── Dataset records

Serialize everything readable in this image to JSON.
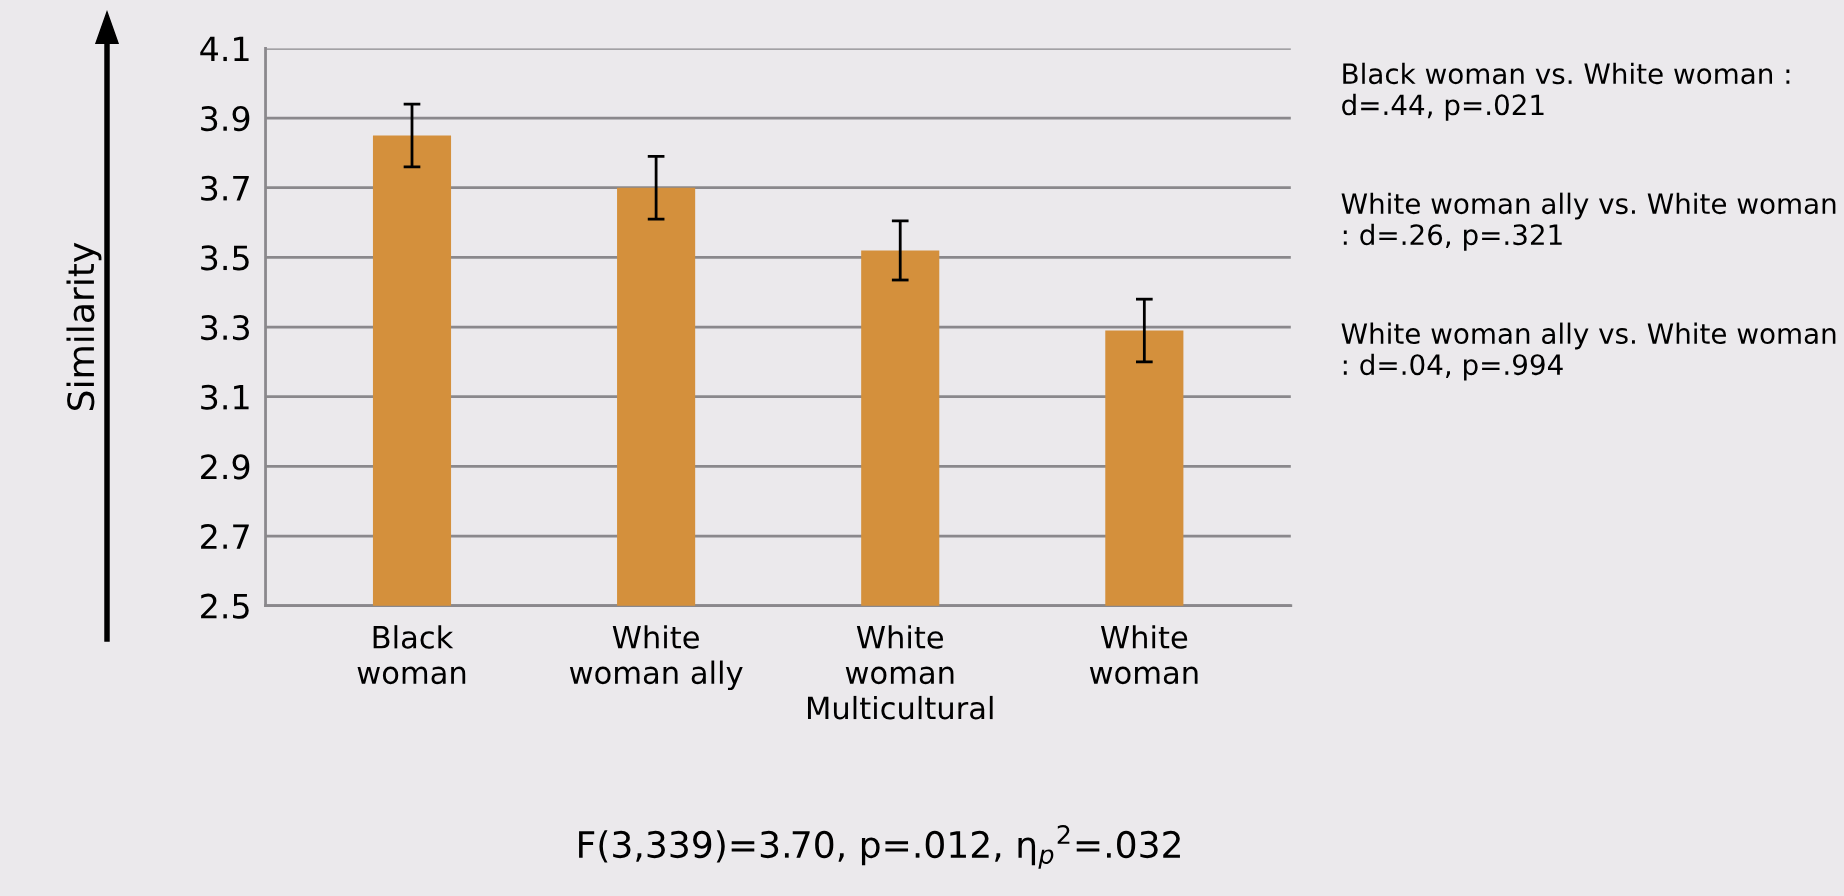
{
  "chart_data": {
    "type": "bar",
    "ylabel": "Similarity",
    "categories": [
      "Black\nwoman",
      "White\nwoman ally",
      "White\nwoman\nMulticultural",
      "White\nwoman"
    ],
    "values": [
      3.85,
      3.7,
      3.52,
      3.29
    ],
    "errors": [
      0.09,
      0.09,
      0.085,
      0.09
    ],
    "color": "#d4903c",
    "ylim": [
      2.5,
      4.1
    ],
    "yticks": [
      2.5,
      2.7,
      2.9,
      3.1,
      3.3,
      3.5,
      3.7,
      3.9,
      4.1
    ],
    "grid": "y",
    "legend": false,
    "annotations": [
      "Black woman vs. White woman : d=.44, p=.021",
      "White woman ally vs. White woman : d=.26, p=.321",
      "White woman ally vs. White woman : d=.04, p=.994",
      "F(3,339)=3.70, p=.012, η$_{p}$$^{2}$=.032"
    ]
  }
}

────

■ Work instructions ■
List each line in the listing that contains the string "ally".

■ Output of the task ■
      "White\nwoman ally",
      "White woman ally vs. White woman : d=.26, p=.321",
      "White woman ally vs. White woman : d=.04, p=.994",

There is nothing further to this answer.